# What is being asked
Extract every line that includes the string "June".

# Dataset extract
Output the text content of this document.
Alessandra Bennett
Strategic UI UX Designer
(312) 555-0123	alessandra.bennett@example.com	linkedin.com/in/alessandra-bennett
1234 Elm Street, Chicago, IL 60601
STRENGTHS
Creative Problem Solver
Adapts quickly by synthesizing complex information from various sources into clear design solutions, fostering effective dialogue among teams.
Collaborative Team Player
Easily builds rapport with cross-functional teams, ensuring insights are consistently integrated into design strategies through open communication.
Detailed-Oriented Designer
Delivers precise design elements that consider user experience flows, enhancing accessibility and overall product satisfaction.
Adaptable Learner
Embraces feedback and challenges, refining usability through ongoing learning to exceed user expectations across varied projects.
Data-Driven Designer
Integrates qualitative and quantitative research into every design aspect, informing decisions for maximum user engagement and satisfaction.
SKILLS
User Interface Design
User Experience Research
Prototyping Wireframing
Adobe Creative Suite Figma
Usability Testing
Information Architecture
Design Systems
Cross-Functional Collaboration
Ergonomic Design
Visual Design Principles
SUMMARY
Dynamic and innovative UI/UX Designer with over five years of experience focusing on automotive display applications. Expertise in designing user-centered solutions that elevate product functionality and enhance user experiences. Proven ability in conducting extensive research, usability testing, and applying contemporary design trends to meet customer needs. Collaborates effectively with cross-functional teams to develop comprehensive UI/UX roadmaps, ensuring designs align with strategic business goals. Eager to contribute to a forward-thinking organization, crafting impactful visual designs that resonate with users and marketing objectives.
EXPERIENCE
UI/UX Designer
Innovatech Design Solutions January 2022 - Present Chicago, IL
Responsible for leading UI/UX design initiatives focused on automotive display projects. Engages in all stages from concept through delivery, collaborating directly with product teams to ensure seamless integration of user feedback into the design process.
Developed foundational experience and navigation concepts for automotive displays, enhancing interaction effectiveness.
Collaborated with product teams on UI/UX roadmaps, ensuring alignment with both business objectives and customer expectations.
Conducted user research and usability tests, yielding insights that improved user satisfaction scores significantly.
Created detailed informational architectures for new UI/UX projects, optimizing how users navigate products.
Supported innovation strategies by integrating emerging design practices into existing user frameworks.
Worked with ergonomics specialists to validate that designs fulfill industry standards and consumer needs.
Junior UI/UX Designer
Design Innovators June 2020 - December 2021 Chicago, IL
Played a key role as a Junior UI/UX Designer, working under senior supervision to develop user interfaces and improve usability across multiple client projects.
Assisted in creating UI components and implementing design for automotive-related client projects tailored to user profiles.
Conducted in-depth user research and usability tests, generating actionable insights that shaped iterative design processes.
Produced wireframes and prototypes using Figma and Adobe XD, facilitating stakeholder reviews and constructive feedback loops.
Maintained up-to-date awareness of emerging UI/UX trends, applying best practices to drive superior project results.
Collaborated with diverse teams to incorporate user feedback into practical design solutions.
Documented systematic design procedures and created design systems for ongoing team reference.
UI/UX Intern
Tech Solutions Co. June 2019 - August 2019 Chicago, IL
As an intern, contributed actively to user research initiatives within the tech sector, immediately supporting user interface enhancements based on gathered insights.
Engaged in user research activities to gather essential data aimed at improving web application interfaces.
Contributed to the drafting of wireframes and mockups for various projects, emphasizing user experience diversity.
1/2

# Written response
Design Innovators June 2020 - December 2021 Chicago, IL
Tech Solutions Co. June 2019 - August 2019 Chicago, IL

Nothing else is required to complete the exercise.